Filter the entries that follow, copying every line in which the word "Science" appears.

--

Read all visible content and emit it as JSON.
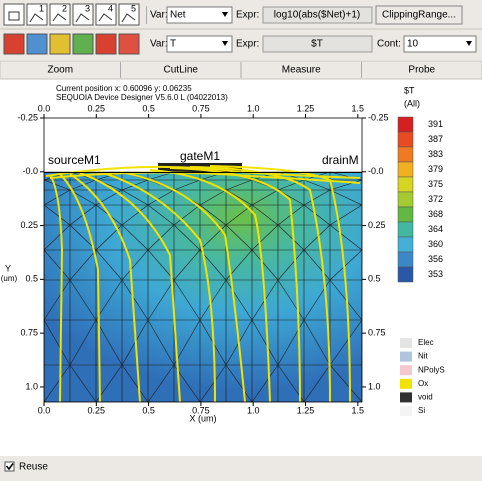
{
  "toolbar": {
    "icon_labels": [
      "1",
      "2",
      "3",
      "4",
      "5"
    ],
    "row1": {
      "var_label": "Var:",
      "var_value": "Net",
      "expr_label": "Expr:",
      "expr_value": "log10(abs($Net)+1)",
      "button": "ClippingRange..."
    },
    "row2": {
      "var_label": "Var:",
      "var_value": "T",
      "expr_label": "Expr:",
      "expr_value": "$T",
      "cont_label": "Cont:",
      "cont_value": "10"
    }
  },
  "tabs": [
    "Zoom",
    "CutLine",
    "Measure",
    "Probe"
  ],
  "status": {
    "position": "Current position x: 0.60096    y: 0.06235",
    "version": "SEQUOIA Device Designer V5.6.0 L (04022013)"
  },
  "plot": {
    "xlabel": "X (um)",
    "ylabel": "Y",
    "yunit": "(um)",
    "xlim": [
      0,
      1.52
    ],
    "ylim": [
      -0.25,
      1.07
    ],
    "xticks": [
      {
        "value": 0,
        "label": "0.0"
      },
      0.25,
      0.5,
      0.75,
      {
        "value": 1,
        "label": "1.0"
      },
      1.25,
      1.5
    ],
    "yticks": [
      -0.25,
      {
        "value": 0,
        "label": "-0.0"
      },
      0.25,
      0.5,
      0.75,
      {
        "value": 1,
        "label": "1.0"
      }
    ],
    "regions": [
      "sourceM1",
      "gateM1",
      "drainM"
    ]
  },
  "colorbar": {
    "title": "$T",
    "unit": "(All)",
    "values": [
      391,
      387,
      383,
      379,
      375,
      372,
      368,
      364,
      360,
      356,
      353
    ],
    "colors": [
      "#d42020",
      "#e84a22",
      "#f07a22",
      "#f0b022",
      "#d6d622",
      "#a4cc30",
      "#62b842",
      "#42b8a0",
      "#44b0d8",
      "#3a88c8",
      "#2a58a8"
    ]
  },
  "materials": [
    {
      "name": "Elec",
      "color": "#e4e4e4"
    },
    {
      "name": "Nit",
      "color": "#b0c4e0"
    },
    {
      "name": "NPolyS",
      "color": "#f4c8cc"
    },
    {
      "name": "Ox",
      "color": "#f2e200"
    },
    {
      "name": "void",
      "color": "#303030"
    },
    {
      "name": "Si",
      "color": "#f4f4f4"
    }
  ],
  "footer": {
    "checkbox": "Reuse"
  }
}
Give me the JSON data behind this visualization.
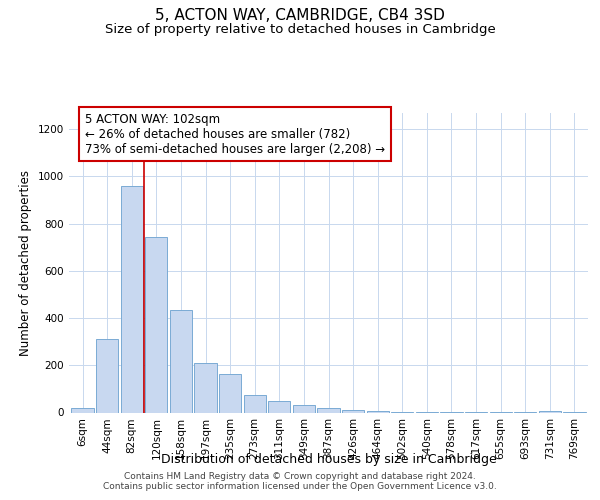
{
  "title": "5, ACTON WAY, CAMBRIDGE, CB4 3SD",
  "subtitle": "Size of property relative to detached houses in Cambridge",
  "xlabel": "Distribution of detached houses by size in Cambridge",
  "ylabel": "Number of detached properties",
  "bar_labels": [
    "6sqm",
    "44sqm",
    "82sqm",
    "120sqm",
    "158sqm",
    "197sqm",
    "235sqm",
    "273sqm",
    "311sqm",
    "349sqm",
    "387sqm",
    "426sqm",
    "464sqm",
    "502sqm",
    "540sqm",
    "578sqm",
    "617sqm",
    "655sqm",
    "693sqm",
    "731sqm",
    "769sqm"
  ],
  "bar_values": [
    20,
    310,
    960,
    745,
    435,
    210,
    165,
    75,
    48,
    33,
    18,
    10,
    5,
    2,
    2,
    2,
    2,
    2,
    2,
    8,
    2
  ],
  "bar_color": "#c8d8f0",
  "bar_edge_color": "#7aaad4",
  "vline_x": 2.5,
  "vline_color": "#cc0000",
  "annotation_text": "5 ACTON WAY: 102sqm\n← 26% of detached houses are smaller (782)\n73% of semi-detached houses are larger (2,208) →",
  "annotation_box_color": "#ffffff",
  "annotation_box_edge": "#cc0000",
  "ylim": [
    0,
    1270
  ],
  "yticks": [
    0,
    200,
    400,
    600,
    800,
    1000,
    1200
  ],
  "footer1": "Contains HM Land Registry data © Crown copyright and database right 2024.",
  "footer2": "Contains public sector information licensed under the Open Government Licence v3.0.",
  "title_fontsize": 11,
  "subtitle_fontsize": 9.5,
  "xlabel_fontsize": 9,
  "ylabel_fontsize": 8.5,
  "tick_fontsize": 7.5,
  "annotation_fontsize": 8.5,
  "footer_fontsize": 6.5,
  "grid_color": "#c8d8ee"
}
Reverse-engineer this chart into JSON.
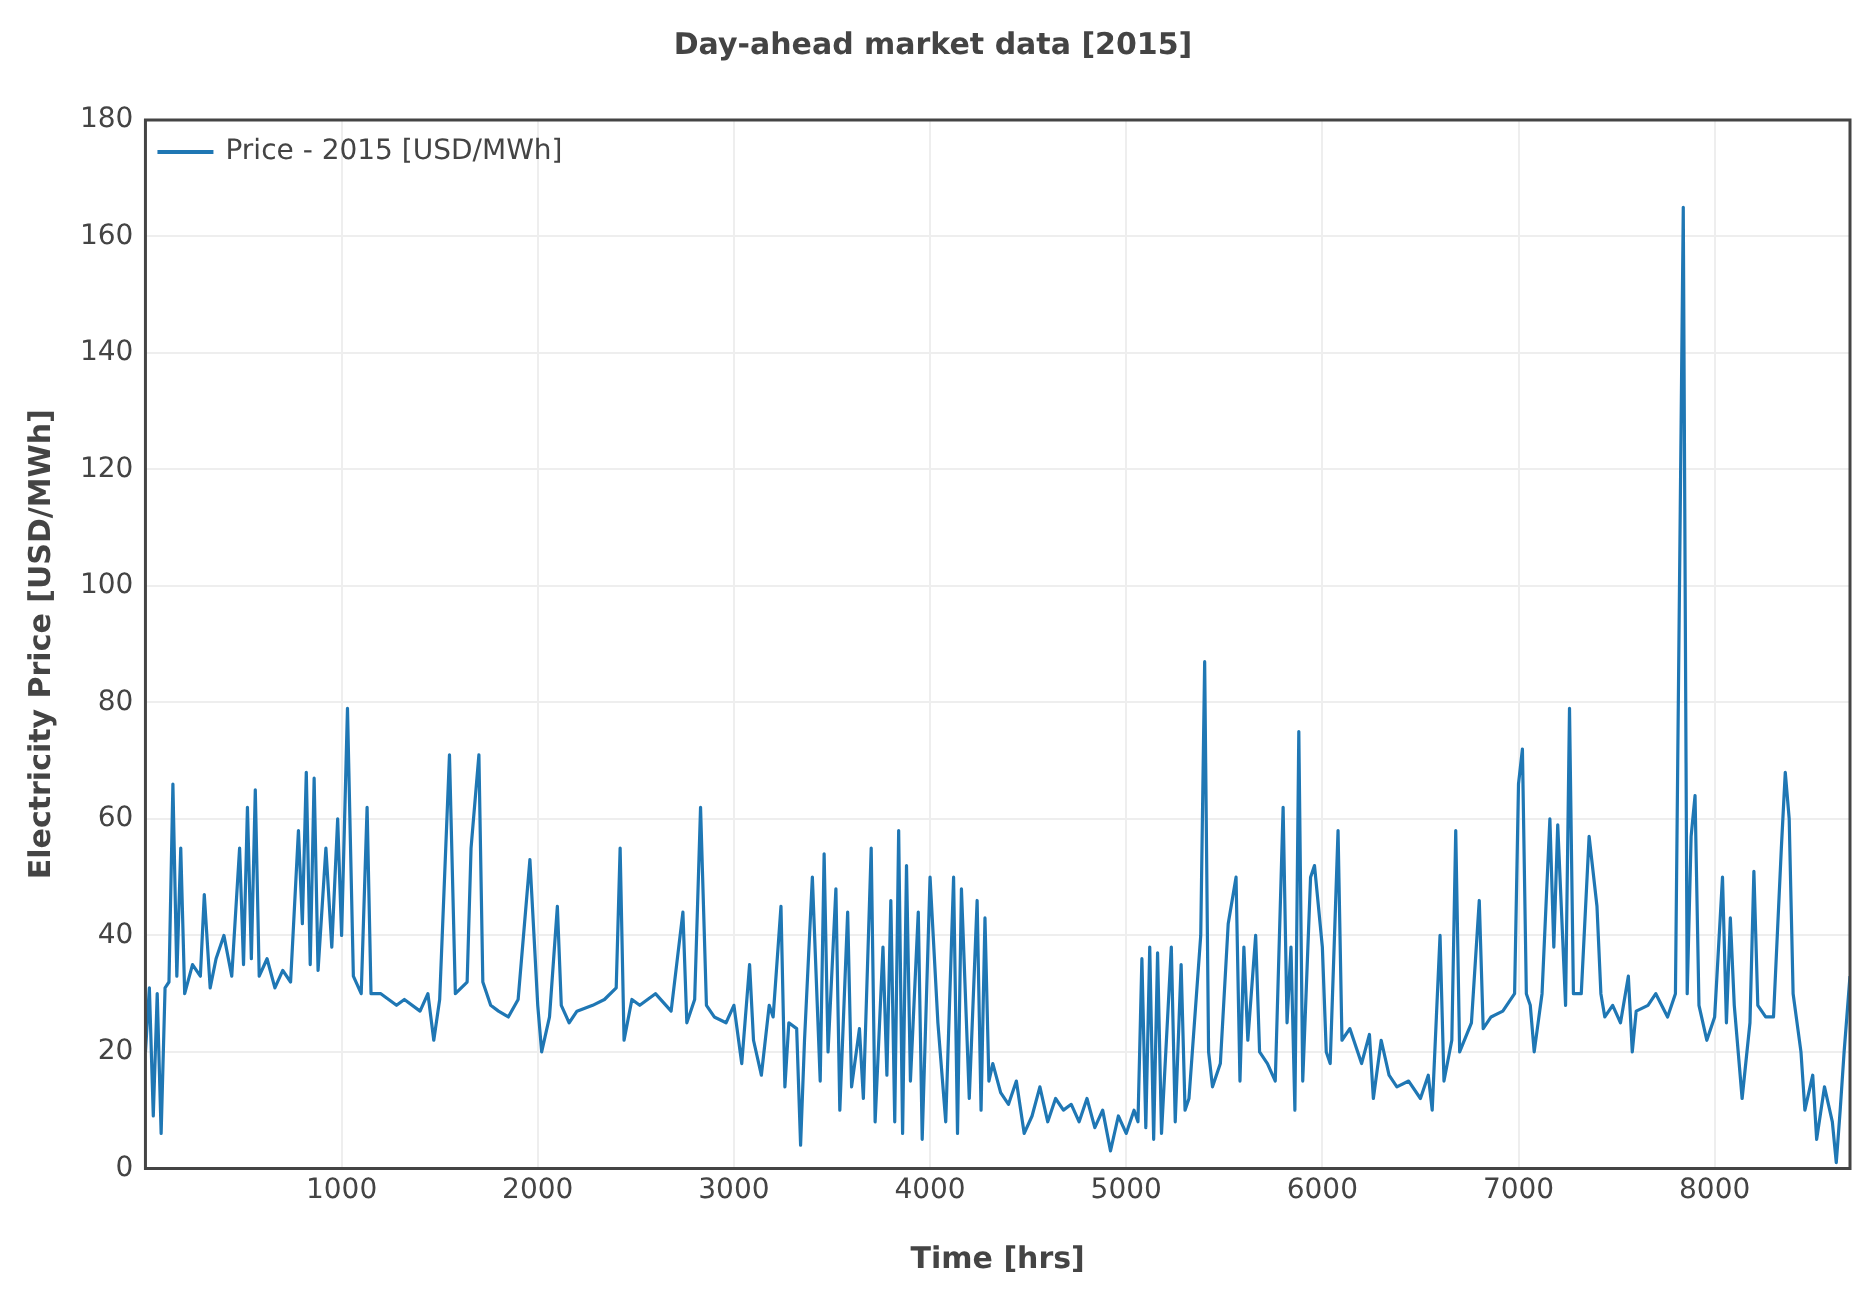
{
  "chart_data": {
    "type": "line",
    "title": "Day-ahead market data [2015]",
    "xlabel": "Time [hrs]",
    "ylabel": "Electricity Price [USD/MWh]",
    "xlim": [
      0,
      8690
    ],
    "xticks": [
      1000,
      2000,
      3000,
      4000,
      5000,
      6000,
      7000,
      8000
    ],
    "ylim": [
      0,
      180
    ],
    "yticks": [
      0,
      20,
      40,
      60,
      80,
      100,
      120,
      140,
      160,
      180
    ],
    "grid": true,
    "legend": "top left",
    "marker": "none",
    "line_style": "solid",
    "series": [
      {
        "name": "Price - 2015 [USD/MWh]",
        "color": "#1f77b4",
        "x": [
          0,
          20,
          40,
          60,
          80,
          100,
          120,
          140,
          160,
          180,
          200,
          240,
          280,
          300,
          330,
          360,
          400,
          440,
          480,
          500,
          520,
          540,
          560,
          580,
          620,
          660,
          700,
          740,
          780,
          800,
          820,
          840,
          860,
          880,
          920,
          950,
          980,
          1000,
          1030,
          1060,
          1100,
          1130,
          1150,
          1200,
          1280,
          1320,
          1400,
          1440,
          1470,
          1500,
          1550,
          1580,
          1640,
          1660,
          1700,
          1720,
          1760,
          1800,
          1850,
          1900,
          1960,
          2000,
          2020,
          2060,
          2100,
          2120,
          2160,
          2200,
          2280,
          2340,
          2400,
          2420,
          2440,
          2480,
          2520,
          2600,
          2680,
          2740,
          2760,
          2800,
          2830,
          2860,
          2900,
          2960,
          3000,
          3040,
          3080,
          3100,
          3140,
          3180,
          3200,
          3240,
          3260,
          3280,
          3320,
          3340,
          3360,
          3400,
          3440,
          3460,
          3480,
          3520,
          3540,
          3580,
          3600,
          3640,
          3660,
          3700,
          3720,
          3760,
          3780,
          3800,
          3820,
          3840,
          3860,
          3880,
          3900,
          3940,
          3960,
          4000,
          4040,
          4080,
          4120,
          4140,
          4160,
          4200,
          4240,
          4260,
          4280,
          4300,
          4320,
          4360,
          4400,
          4440,
          4480,
          4520,
          4560,
          4600,
          4640,
          4680,
          4720,
          4760,
          4800,
          4840,
          4880,
          4920,
          4960,
          5000,
          5040,
          5060,
          5080,
          5100,
          5120,
          5140,
          5160,
          5180,
          5230,
          5250,
          5280,
          5300,
          5320,
          5380,
          5400,
          5420,
          5440,
          5480,
          5520,
          5560,
          5580,
          5600,
          5620,
          5660,
          5680,
          5720,
          5760,
          5800,
          5820,
          5840,
          5860,
          5880,
          5900,
          5940,
          5960,
          6000,
          6020,
          6040,
          6080,
          6100,
          6140,
          6200,
          6240,
          6260,
          6300,
          6340,
          6380,
          6440,
          6500,
          6540,
          6560,
          6600,
          6620,
          6660,
          6680,
          6700,
          6760,
          6800,
          6820,
          6860,
          6920,
          6980,
          7000,
          7020,
          7040,
          7060,
          7080,
          7120,
          7160,
          7180,
          7200,
          7240,
          7260,
          7280,
          7320,
          7360,
          7400,
          7420,
          7440,
          7480,
          7520,
          7560,
          7580,
          7600,
          7660,
          7700,
          7760,
          7800,
          7840,
          7860,
          7880,
          7900,
          7920,
          7960,
          8000,
          8040,
          8060,
          8080,
          8100,
          8140,
          8180,
          8200,
          8220,
          8260,
          8300,
          8340,
          8360,
          8380,
          8400,
          8440,
          8460,
          8500,
          8520,
          8560,
          8600,
          8620,
          8640,
          8660,
          8690
        ],
        "values": [
          20,
          31,
          9,
          30,
          6,
          31,
          32,
          66,
          33,
          55,
          30,
          35,
          33,
          47,
          31,
          36,
          40,
          33,
          55,
          35,
          62,
          36,
          65,
          33,
          36,
          31,
          34,
          32,
          58,
          42,
          68,
          35,
          67,
          34,
          55,
          38,
          60,
          40,
          79,
          33,
          30,
          62,
          30,
          30,
          28,
          29,
          27,
          30,
          22,
          29,
          71,
          30,
          32,
          55,
          71,
          32,
          28,
          27,
          26,
          29,
          53,
          28,
          20,
          26,
          45,
          28,
          25,
          27,
          28,
          29,
          31,
          55,
          22,
          29,
          28,
          30,
          27,
          44,
          25,
          29,
          62,
          28,
          26,
          25,
          28,
          18,
          35,
          22,
          16,
          28,
          26,
          45,
          14,
          25,
          24,
          4,
          22,
          50,
          15,
          54,
          20,
          48,
          10,
          44,
          14,
          24,
          12,
          55,
          8,
          38,
          16,
          46,
          8,
          58,
          6,
          52,
          15,
          44,
          5,
          50,
          25,
          8,
          50,
          6,
          48,
          12,
          46,
          10,
          43,
          15,
          18,
          13,
          11,
          15,
          6,
          9,
          14,
          8,
          12,
          10,
          11,
          8,
          12,
          7,
          10,
          3,
          9,
          6,
          10,
          8,
          36,
          7,
          38,
          5,
          37,
          6,
          38,
          8,
          35,
          10,
          12,
          40,
          87,
          20,
          14,
          18,
          42,
          50,
          15,
          38,
          22,
          40,
          20,
          18,
          15,
          62,
          25,
          38,
          10,
          75,
          15,
          50,
          52,
          38,
          20,
          18,
          58,
          22,
          24,
          18,
          23,
          12,
          22,
          16,
          14,
          15,
          12,
          16,
          10,
          40,
          15,
          22,
          58,
          20,
          25,
          46,
          24,
          26,
          27,
          30,
          66,
          72,
          30,
          28,
          20,
          30,
          60,
          38,
          59,
          28,
          79,
          30,
          30,
          57,
          45,
          30,
          26,
          28,
          25,
          33,
          20,
          27,
          28,
          30,
          26,
          30,
          165,
          30,
          57,
          64,
          28,
          22,
          26,
          50,
          25,
          43,
          28,
          12,
          25,
          51,
          28,
          26,
          26,
          55,
          68,
          60,
          30,
          20,
          10,
          16,
          5,
          14,
          8,
          1,
          10,
          20,
          33
        ]
      }
    ]
  }
}
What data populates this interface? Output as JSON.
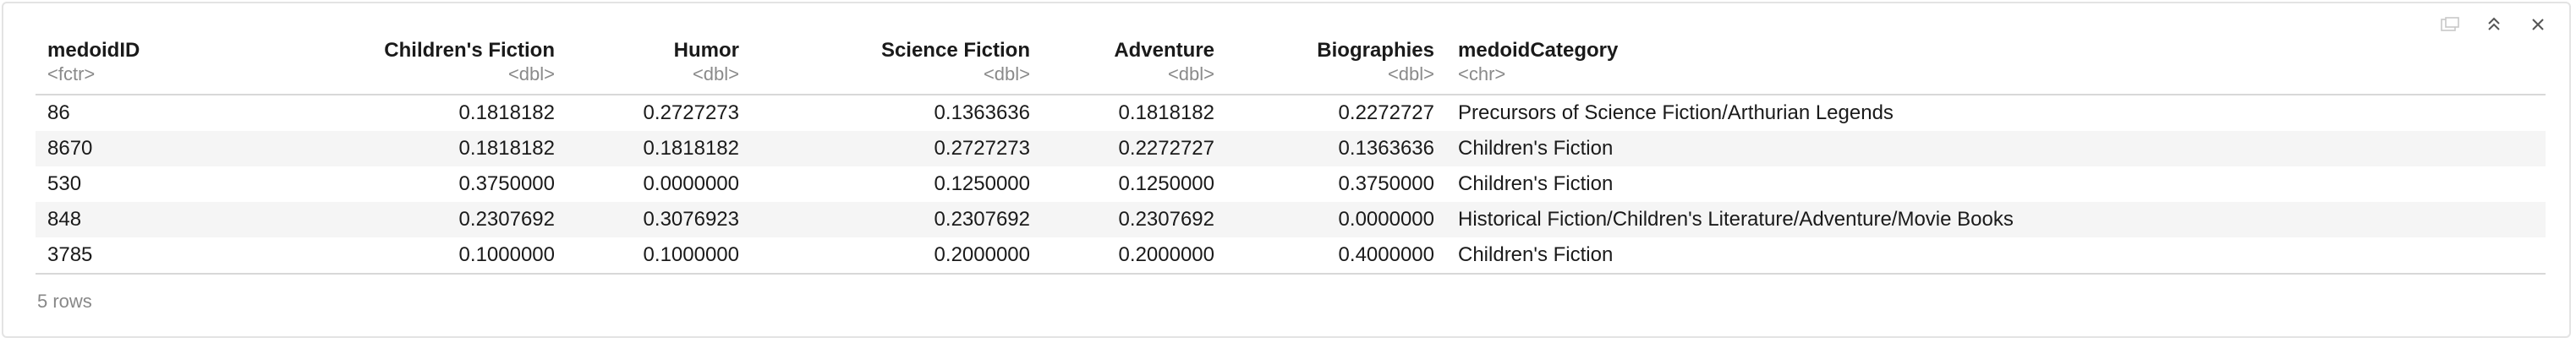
{
  "columns": [
    {
      "name": "medoidID",
      "type": "<fctr>",
      "align": "left"
    },
    {
      "name": "Children's Fiction",
      "type": "<dbl>",
      "align": "right"
    },
    {
      "name": "Humor",
      "type": "<dbl>",
      "align": "right"
    },
    {
      "name": "Science Fiction",
      "type": "<dbl>",
      "align": "right"
    },
    {
      "name": "Adventure",
      "type": "<dbl>",
      "align": "right"
    },
    {
      "name": "Biographies",
      "type": "<dbl>",
      "align": "right"
    },
    {
      "name": "medoidCategory",
      "type": "<chr>",
      "align": "left"
    }
  ],
  "rows": [
    [
      "86",
      "0.1818182",
      "0.2727273",
      "0.1363636",
      "0.1818182",
      "0.2272727",
      "Precursors of Science Fiction/Arthurian Legends"
    ],
    [
      "8670",
      "0.1818182",
      "0.1818182",
      "0.2727273",
      "0.2272727",
      "0.1363636",
      "Children's Fiction"
    ],
    [
      "530",
      "0.3750000",
      "0.0000000",
      "0.1250000",
      "0.1250000",
      "0.3750000",
      "Children's Fiction"
    ],
    [
      "848",
      "0.2307692",
      "0.3076923",
      "0.2307692",
      "0.2307692",
      "0.0000000",
      "Historical Fiction/Children's Literature/Adventure/Movie Books"
    ],
    [
      "3785",
      "0.1000000",
      "0.1000000",
      "0.2000000",
      "0.2000000",
      "0.4000000",
      "Children's Fiction"
    ]
  ],
  "footer": {
    "row_count": "5 rows"
  },
  "toolbar": {
    "icons": [
      "popout-icon",
      "collapse-icon",
      "close-icon"
    ]
  }
}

--

** ANSWER TO THE PROBLEM **
      "name": "Science Fiction",
      "Precursors of Science Fiction/Arthurian Legends"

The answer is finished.